● **Problem details**: Retype the material word for word.

## Start

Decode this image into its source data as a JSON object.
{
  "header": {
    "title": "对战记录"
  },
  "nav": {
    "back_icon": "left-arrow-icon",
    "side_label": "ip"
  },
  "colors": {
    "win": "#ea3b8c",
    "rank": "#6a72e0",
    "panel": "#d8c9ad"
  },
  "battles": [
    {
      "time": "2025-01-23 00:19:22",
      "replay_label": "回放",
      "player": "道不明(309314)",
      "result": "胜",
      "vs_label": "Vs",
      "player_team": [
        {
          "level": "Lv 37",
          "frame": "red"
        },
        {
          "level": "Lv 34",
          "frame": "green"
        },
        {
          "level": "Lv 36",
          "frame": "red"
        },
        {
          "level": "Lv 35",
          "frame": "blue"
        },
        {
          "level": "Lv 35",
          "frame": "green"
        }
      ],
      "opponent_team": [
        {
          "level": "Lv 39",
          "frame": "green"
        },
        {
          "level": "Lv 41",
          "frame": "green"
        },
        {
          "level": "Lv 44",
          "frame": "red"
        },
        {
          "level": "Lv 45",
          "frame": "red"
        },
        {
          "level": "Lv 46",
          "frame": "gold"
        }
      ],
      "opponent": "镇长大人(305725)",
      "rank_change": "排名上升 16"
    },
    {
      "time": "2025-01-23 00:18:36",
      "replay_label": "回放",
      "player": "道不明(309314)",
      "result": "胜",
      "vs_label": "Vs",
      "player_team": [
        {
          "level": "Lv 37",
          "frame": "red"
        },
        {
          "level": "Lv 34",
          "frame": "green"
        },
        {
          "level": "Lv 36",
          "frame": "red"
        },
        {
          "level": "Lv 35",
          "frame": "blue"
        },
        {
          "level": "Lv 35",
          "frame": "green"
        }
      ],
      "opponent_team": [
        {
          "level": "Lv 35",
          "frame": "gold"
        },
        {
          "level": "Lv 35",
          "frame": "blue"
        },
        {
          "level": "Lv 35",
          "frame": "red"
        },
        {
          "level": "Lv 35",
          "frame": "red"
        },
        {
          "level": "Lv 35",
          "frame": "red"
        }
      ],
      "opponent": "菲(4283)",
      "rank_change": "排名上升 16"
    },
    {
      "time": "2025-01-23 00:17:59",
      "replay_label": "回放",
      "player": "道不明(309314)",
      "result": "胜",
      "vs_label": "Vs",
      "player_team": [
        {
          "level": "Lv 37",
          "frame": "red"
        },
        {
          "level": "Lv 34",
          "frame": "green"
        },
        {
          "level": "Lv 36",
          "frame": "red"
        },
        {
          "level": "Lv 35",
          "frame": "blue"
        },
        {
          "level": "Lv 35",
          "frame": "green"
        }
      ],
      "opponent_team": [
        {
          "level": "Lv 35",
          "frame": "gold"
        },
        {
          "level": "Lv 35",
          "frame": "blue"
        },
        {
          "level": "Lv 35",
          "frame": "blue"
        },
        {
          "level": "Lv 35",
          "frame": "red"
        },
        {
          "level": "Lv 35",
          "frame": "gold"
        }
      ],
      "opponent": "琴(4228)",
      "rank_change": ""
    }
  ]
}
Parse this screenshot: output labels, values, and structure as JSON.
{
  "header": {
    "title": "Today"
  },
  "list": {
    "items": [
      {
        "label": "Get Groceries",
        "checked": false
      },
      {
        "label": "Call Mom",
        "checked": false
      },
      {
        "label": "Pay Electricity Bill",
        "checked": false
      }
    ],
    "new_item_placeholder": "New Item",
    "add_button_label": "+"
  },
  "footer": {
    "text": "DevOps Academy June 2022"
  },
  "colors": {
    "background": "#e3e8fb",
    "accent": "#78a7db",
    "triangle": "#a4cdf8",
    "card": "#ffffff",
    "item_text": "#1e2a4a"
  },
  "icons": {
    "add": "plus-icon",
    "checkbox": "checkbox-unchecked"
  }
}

## End

● **Response to this task**:
Decode this image into its source data as a JSON object.
{
  "header": {
    "title": "对战记录"
  },
  "nav": {
    "back_icon": "left-arrow-icon",
    "side_label": "ip"
  },
  "colors": {
    "win": "#ea3b8c",
    "rank": "#6a72e0",
    "panel": "#d8c9ad"
  },
  "battles": [
    {
      "time": "2025-01-23 00:19:22",
      "replay_label": "回放",
      "player": "道不明(309314)",
      "result": "胜",
      "vs_label": "Vs",
      "player_team": [
        {
          "level": "Lv 37",
          "frame": "red"
        },
        {
          "level": "Lv 34",
          "frame": "green"
        },
        {
          "level": "Lv 36",
          "frame": "red"
        },
        {
          "level": "Lv 35",
          "frame": "blue"
        },
        {
          "level": "Lv 35",
          "frame": "green"
        }
      ],
      "opponent_team": [
        {
          "level": "Lv 39",
          "frame": "green"
        },
        {
          "level": "Lv 41",
          "frame": "green"
        },
        {
          "level": "Lv 44",
          "frame": "red"
        },
        {
          "level": "Lv 45",
          "frame": "red"
        },
        {
          "level": "Lv 46",
          "frame": "gold"
        }
      ],
      "opponent": "镇长大人(305725)",
      "rank_change": "排名上升 16"
    },
    {
      "time": "2025-01-23 00:18:36",
      "replay_label": "回放",
      "player": "道不明(309314)",
      "result": "胜",
      "vs_label": "Vs",
      "player_team": [
        {
          "level": "Lv 37",
          "frame": "red"
        },
        {
          "level": "Lv 34",
          "frame": "green"
        },
        {
          "level": "Lv 36",
          "frame": "red"
        },
        {
          "level": "Lv 35",
          "frame": "blue"
        },
        {
          "level": "Lv 35",
          "frame": "green"
        }
      ],
      "opponent_team": [
        {
          "level": "Lv 35",
          "frame": "gold"
        },
        {
          "level": "Lv 35",
          "frame": "blue"
        },
        {
          "level": "Lv 35",
          "frame": "red"
        },
        {
          "level": "Lv 35",
          "frame": "red"
        },
        {
          "level": "Lv 35",
          "frame": "red"
        }
      ],
      "opponent": "菲(4283)",
      "rank_change": "排名上升 16"
    },
    {
      "time": "2025-01-23 00:17:59",
      "replay_label": "回放",
      "player": "道不明(309314)",
      "result": "胜",
      "vs_label": "Vs",
      "player_team": [
        {
          "level": "Lv 37",
          "frame": "red"
        },
        {
          "level": "Lv 34",
          "frame": "green"
        },
        {
          "level": "Lv 36",
          "frame": "red"
        },
        {
          "level": "Lv 35",
          "frame": "blue"
        },
        {
          "level": "Lv 35",
          "frame": "green"
        }
      ],
      "opponent_team": [
        {
          "level": "Lv 35",
          "frame": "gold"
        },
        {
          "level": "Lv 35",
          "frame": "blue"
        },
        {
          "level": "Lv 35",
          "frame": "blue"
        },
        {
          "level": "Lv 35",
          "frame": "red"
        },
        {
          "level": "Lv 35",
          "frame": "gold"
        }
      ],
      "opponent": "琴(4228)",
      "rank_change": ""
    }
  ]
}
Parse this screenshot: output labels, values, and structure as JSON.
{
  "header": {
    "title": "Today"
  },
  "list": {
    "items": [
      {
        "label": "Get Groceries",
        "checked": false
      },
      {
        "label": "Call Mom",
        "checked": false
      },
      {
        "label": "Pay Electricity Bill",
        "checked": false
      }
    ],
    "new_item_placeholder": "New Item",
    "add_button_label": "+"
  },
  "footer": {
    "text": "DevOps Academy June 2022"
  },
  "colors": {
    "background": "#e3e8fb",
    "accent": "#78a7db",
    "triangle": "#a4cdf8",
    "card": "#ffffff",
    "item_text": "#1e2a4a"
  },
  "icons": {
    "add": "plus-icon",
    "checkbox": "checkbox-unchecked"
  }
}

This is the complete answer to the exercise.